• What is being asked: Wherever the word "JSON" appears in a line, extract that line.

··· Data extract

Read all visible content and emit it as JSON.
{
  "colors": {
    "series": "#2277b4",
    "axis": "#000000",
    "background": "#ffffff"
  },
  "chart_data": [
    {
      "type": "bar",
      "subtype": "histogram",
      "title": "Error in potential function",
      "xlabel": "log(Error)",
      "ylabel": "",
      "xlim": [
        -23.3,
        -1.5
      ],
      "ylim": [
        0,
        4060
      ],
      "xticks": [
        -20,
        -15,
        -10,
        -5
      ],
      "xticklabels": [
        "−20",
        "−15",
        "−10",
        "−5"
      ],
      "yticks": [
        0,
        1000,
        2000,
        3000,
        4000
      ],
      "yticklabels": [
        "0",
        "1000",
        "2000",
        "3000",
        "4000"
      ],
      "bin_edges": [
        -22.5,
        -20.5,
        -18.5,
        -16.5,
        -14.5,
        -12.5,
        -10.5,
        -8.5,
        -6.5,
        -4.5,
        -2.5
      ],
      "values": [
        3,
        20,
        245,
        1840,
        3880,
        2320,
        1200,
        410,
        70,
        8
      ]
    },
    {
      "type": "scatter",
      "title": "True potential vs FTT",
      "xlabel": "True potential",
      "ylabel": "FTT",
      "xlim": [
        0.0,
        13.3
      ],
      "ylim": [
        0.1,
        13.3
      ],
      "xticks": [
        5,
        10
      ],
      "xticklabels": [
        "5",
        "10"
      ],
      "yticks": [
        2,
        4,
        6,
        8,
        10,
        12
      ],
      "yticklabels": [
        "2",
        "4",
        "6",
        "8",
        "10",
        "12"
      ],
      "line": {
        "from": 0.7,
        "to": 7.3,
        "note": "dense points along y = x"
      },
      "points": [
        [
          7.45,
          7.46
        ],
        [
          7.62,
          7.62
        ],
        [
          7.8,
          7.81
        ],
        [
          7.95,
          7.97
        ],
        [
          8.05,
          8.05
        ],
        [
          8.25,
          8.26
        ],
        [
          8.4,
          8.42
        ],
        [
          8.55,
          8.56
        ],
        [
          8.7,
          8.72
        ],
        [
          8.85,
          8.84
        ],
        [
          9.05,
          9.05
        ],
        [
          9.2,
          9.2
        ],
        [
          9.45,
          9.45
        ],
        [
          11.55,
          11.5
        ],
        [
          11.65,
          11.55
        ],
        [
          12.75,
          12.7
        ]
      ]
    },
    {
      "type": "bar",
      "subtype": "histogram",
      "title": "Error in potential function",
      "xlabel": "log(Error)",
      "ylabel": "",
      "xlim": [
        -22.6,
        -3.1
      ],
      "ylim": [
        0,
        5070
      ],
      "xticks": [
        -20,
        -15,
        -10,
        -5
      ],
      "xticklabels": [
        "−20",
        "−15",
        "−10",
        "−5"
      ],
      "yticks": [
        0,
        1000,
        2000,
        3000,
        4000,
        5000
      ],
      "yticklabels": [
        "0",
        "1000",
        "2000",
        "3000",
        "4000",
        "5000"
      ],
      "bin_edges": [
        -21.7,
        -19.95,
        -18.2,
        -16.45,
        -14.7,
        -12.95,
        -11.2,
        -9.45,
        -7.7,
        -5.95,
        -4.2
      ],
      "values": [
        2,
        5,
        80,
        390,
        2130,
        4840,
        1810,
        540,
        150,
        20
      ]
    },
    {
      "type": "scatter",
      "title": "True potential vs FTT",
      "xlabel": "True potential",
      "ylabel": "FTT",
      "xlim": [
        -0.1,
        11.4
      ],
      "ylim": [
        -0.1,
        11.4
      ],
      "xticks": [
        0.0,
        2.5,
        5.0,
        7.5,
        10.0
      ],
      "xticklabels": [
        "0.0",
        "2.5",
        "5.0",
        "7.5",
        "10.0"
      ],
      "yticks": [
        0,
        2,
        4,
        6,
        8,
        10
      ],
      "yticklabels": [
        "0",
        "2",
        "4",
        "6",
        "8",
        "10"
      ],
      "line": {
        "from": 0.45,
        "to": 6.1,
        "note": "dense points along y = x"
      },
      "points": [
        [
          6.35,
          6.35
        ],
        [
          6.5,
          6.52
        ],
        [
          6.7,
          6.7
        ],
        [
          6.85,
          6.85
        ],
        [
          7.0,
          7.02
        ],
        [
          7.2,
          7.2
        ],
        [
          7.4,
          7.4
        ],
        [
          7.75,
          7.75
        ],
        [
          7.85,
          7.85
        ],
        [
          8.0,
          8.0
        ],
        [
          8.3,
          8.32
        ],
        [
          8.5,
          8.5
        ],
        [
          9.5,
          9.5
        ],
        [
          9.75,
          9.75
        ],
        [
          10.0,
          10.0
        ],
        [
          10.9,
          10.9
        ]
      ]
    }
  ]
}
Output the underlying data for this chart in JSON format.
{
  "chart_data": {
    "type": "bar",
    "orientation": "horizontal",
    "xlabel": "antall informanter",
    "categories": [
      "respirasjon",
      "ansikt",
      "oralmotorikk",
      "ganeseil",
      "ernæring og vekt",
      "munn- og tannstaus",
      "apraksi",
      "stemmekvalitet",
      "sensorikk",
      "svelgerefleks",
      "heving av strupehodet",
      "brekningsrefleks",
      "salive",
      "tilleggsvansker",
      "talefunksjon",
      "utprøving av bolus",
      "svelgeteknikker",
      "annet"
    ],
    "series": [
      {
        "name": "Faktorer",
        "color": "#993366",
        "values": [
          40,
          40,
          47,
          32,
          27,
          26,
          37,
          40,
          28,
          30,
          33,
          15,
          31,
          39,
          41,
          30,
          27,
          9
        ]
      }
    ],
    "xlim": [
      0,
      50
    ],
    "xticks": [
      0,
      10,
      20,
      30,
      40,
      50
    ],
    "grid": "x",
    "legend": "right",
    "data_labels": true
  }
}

······

• In response:
Read all visible content and emit it as JSON.
Output the underlying data for this chart in JSON format.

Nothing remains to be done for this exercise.